- RECORDS TO PROCESS
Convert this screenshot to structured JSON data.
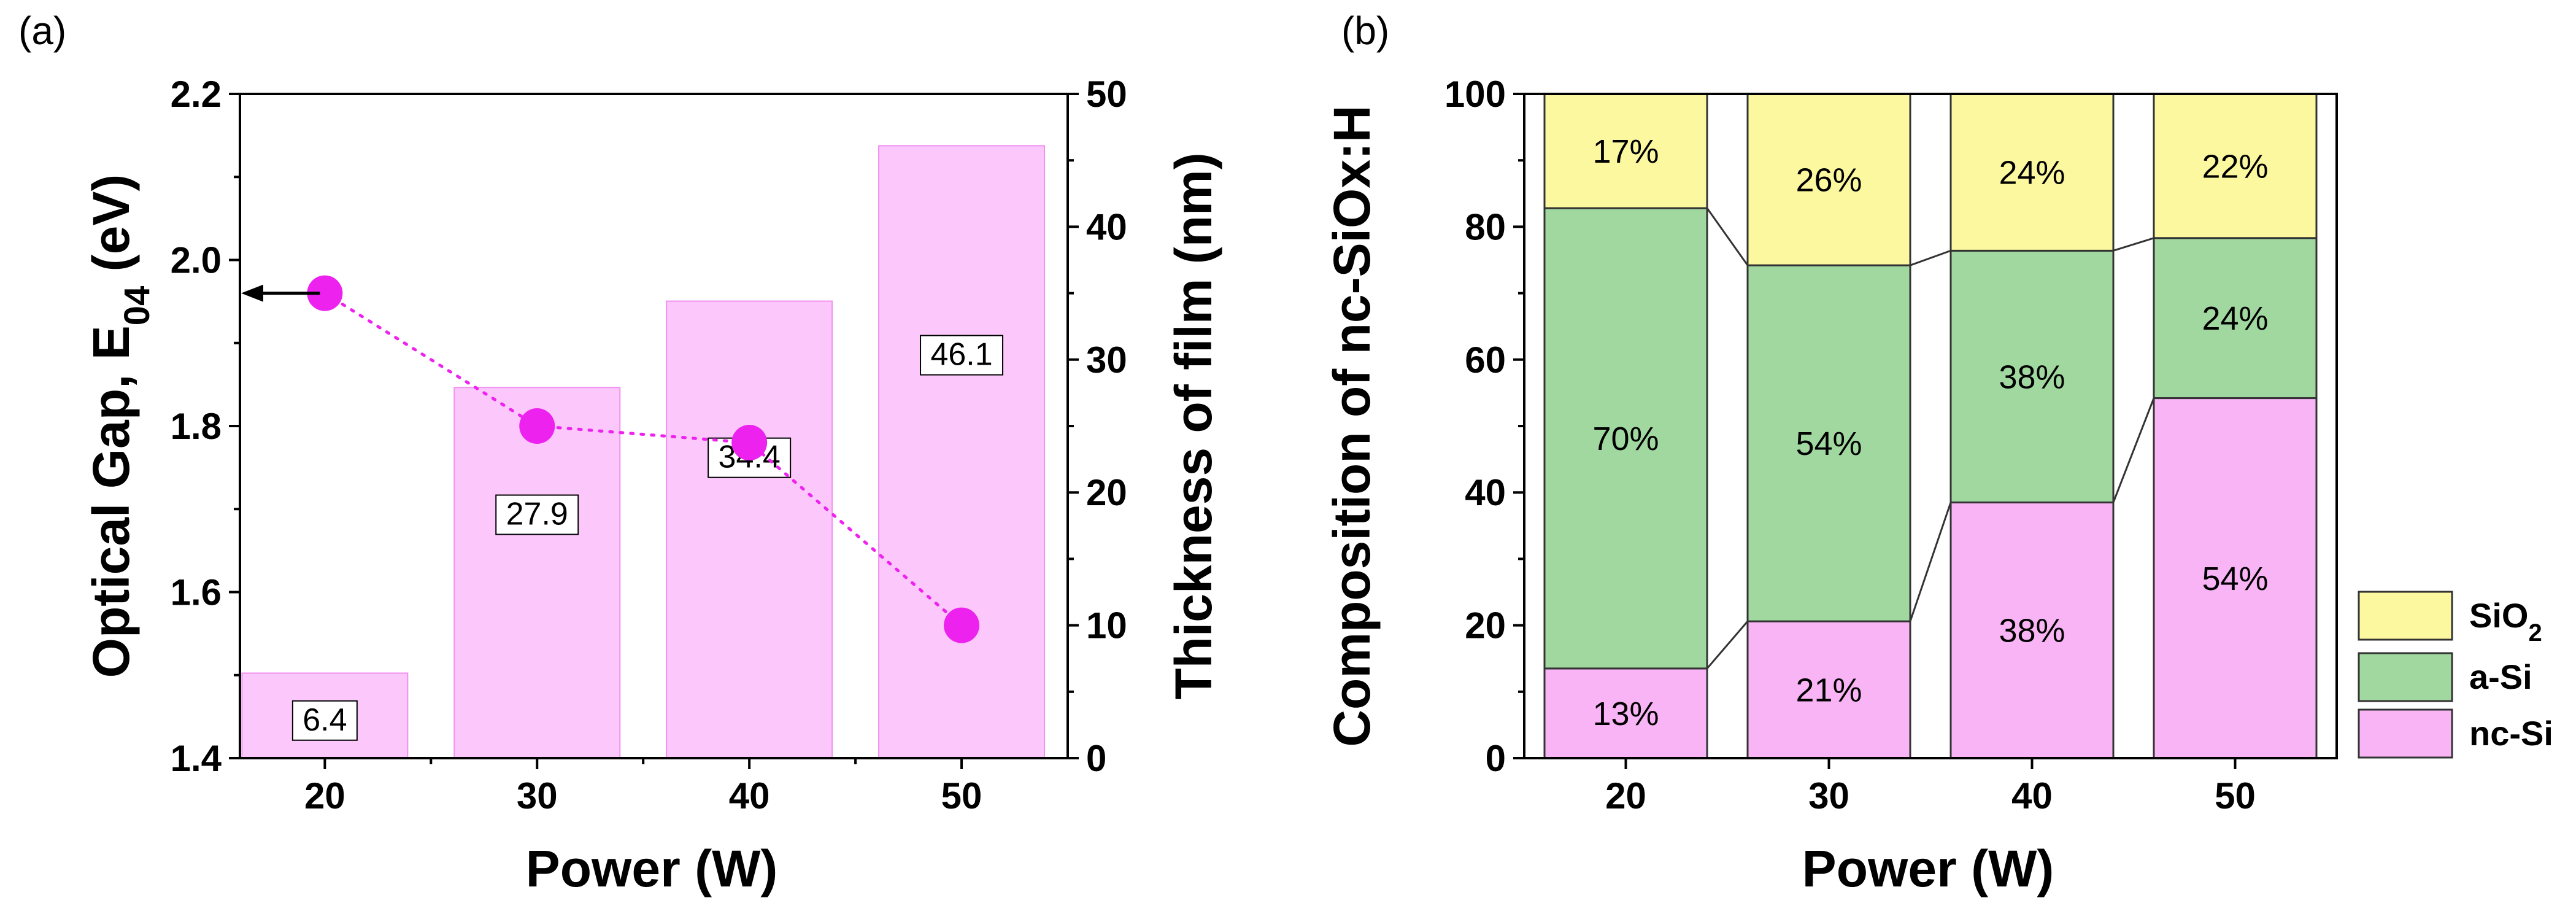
{
  "panels": {
    "a": "(a)",
    "b": "(b)"
  },
  "colors": {
    "pink_bar": "#fcc8fc",
    "pink_bar_edge": "#f090f0",
    "magenta": "#ee22ee",
    "seg_nc": "#f8b4f4",
    "seg_asi": "#a0d8a0",
    "seg_sio2": "#fcf8a0",
    "line": "#000000"
  },
  "chart_data": [
    {
      "id": "a",
      "type": "bar+line",
      "title": "",
      "xlabel": "Power (W)",
      "ylabel_left_main": "Optical Gap, E",
      "ylabel_left_sub": "04",
      "ylabel_left_unit": " (eV)",
      "ylabel_right": "Thickness of film (nm)",
      "categories": [
        "20",
        "30",
        "40",
        "50"
      ],
      "x": [
        20,
        30,
        40,
        50
      ],
      "xlim": [
        16,
        55
      ],
      "ylim_left": [
        1.4,
        2.2
      ],
      "ylim_right": [
        0,
        50
      ],
      "yticks_left": [
        "1.4",
        "1.6",
        "1.8",
        "2.0",
        "2.2"
      ],
      "yticks_right": [
        "0",
        "10",
        "20",
        "30",
        "40",
        "50"
      ],
      "series": [
        {
          "name": "Optical Gap",
          "axis": "left",
          "kind": "scatter-dotted-line",
          "values": [
            1.96,
            1.8,
            1.78,
            1.56
          ]
        },
        {
          "name": "Thickness of film",
          "axis": "right",
          "kind": "bar",
          "values": [
            6.4,
            27.9,
            34.4,
            46.1
          ]
        }
      ],
      "bar_labels": [
        "6.4",
        "27.9",
        "34.4",
        "46.1"
      ],
      "annotations": [
        {
          "type": "arrow",
          "from_x": 20,
          "from_y": 1.96,
          "to": "left-axis"
        }
      ]
    },
    {
      "id": "b",
      "type": "stacked-bar",
      "title": "",
      "xlabel": "Power (W)",
      "ylabel": "Composition of nc-SiOx:H",
      "categories": [
        "20",
        "30",
        "40",
        "50"
      ],
      "ylim": [
        0,
        100
      ],
      "yticks": [
        "0",
        "20",
        "40",
        "60",
        "80",
        "100"
      ],
      "series": [
        {
          "name": "nc-Si",
          "values": [
            13,
            21,
            38,
            54
          ],
          "labels": [
            "13%",
            "21%",
            "38%",
            "54%"
          ]
        },
        {
          "name": "a-Si",
          "values": [
            70,
            54,
            38,
            24
          ],
          "labels": [
            "70%",
            "54%",
            "38%",
            "24%"
          ]
        },
        {
          "name": "SiO2",
          "values": [
            17,
            26,
            24,
            22
          ],
          "labels": [
            "17%",
            "26%",
            "24%",
            "22%"
          ]
        }
      ],
      "boundaries_drawn": [
        [
          13.5,
          20.6,
          38.5,
          54.2
        ],
        [
          82.8,
          74.2,
          76.4,
          78.3
        ]
      ],
      "legend": {
        "position": "right-bottom",
        "entries": [
          {
            "name": "SiO",
            "sub": "2"
          },
          {
            "name": "a-Si",
            "sub": ""
          },
          {
            "name": "nc-Si",
            "sub": ""
          }
        ]
      }
    }
  ]
}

- WHAT THIS TASK INVOLVES
Quote the material word for word, dropping any images it holds.

- RESULT
Convert this screenshot to structured JSON data.
{
  "panels": {
    "a": "(a)",
    "b": "(b)"
  },
  "colors": {
    "pink_bar": "#fcc8fc",
    "pink_bar_edge": "#f090f0",
    "magenta": "#ee22ee",
    "seg_nc": "#f8b4f4",
    "seg_asi": "#a0d8a0",
    "seg_sio2": "#fcf8a0",
    "line": "#000000"
  },
  "chart_data": [
    {
      "id": "a",
      "type": "bar+line",
      "title": "",
      "xlabel": "Power (W)",
      "ylabel_left_main": "Optical Gap, E",
      "ylabel_left_sub": "04",
      "ylabel_left_unit": " (eV)",
      "ylabel_right": "Thickness of film (nm)",
      "categories": [
        "20",
        "30",
        "40",
        "50"
      ],
      "x": [
        20,
        30,
        40,
        50
      ],
      "xlim": [
        16,
        55
      ],
      "ylim_left": [
        1.4,
        2.2
      ],
      "ylim_right": [
        0,
        50
      ],
      "yticks_left": [
        "1.4",
        "1.6",
        "1.8",
        "2.0",
        "2.2"
      ],
      "yticks_right": [
        "0",
        "10",
        "20",
        "30",
        "40",
        "50"
      ],
      "series": [
        {
          "name": "Optical Gap",
          "axis": "left",
          "kind": "scatter-dotted-line",
          "values": [
            1.96,
            1.8,
            1.78,
            1.56
          ]
        },
        {
          "name": "Thickness of film",
          "axis": "right",
          "kind": "bar",
          "values": [
            6.4,
            27.9,
            34.4,
            46.1
          ]
        }
      ],
      "bar_labels": [
        "6.4",
        "27.9",
        "34.4",
        "46.1"
      ],
      "annotations": [
        {
          "type": "arrow",
          "from_x": 20,
          "from_y": 1.96,
          "to": "left-axis"
        }
      ]
    },
    {
      "id": "b",
      "type": "stacked-bar",
      "title": "",
      "xlabel": "Power (W)",
      "ylabel": "Composition of nc-SiOx:H",
      "categories": [
        "20",
        "30",
        "40",
        "50"
      ],
      "ylim": [
        0,
        100
      ],
      "yticks": [
        "0",
        "20",
        "40",
        "60",
        "80",
        "100"
      ],
      "series": [
        {
          "name": "nc-Si",
          "values": [
            13,
            21,
            38,
            54
          ],
          "labels": [
            "13%",
            "21%",
            "38%",
            "54%"
          ]
        },
        {
          "name": "a-Si",
          "values": [
            70,
            54,
            38,
            24
          ],
          "labels": [
            "70%",
            "54%",
            "38%",
            "24%"
          ]
        },
        {
          "name": "SiO2",
          "values": [
            17,
            26,
            24,
            22
          ],
          "labels": [
            "17%",
            "26%",
            "24%",
            "22%"
          ]
        }
      ],
      "boundaries_drawn": [
        [
          13.5,
          20.6,
          38.5,
          54.2
        ],
        [
          82.8,
          74.2,
          76.4,
          78.3
        ]
      ],
      "legend": {
        "position": "right-bottom",
        "entries": [
          {
            "name": "SiO",
            "sub": "2"
          },
          {
            "name": "a-Si",
            "sub": ""
          },
          {
            "name": "nc-Si",
            "sub": ""
          }
        ]
      }
    }
  ]
}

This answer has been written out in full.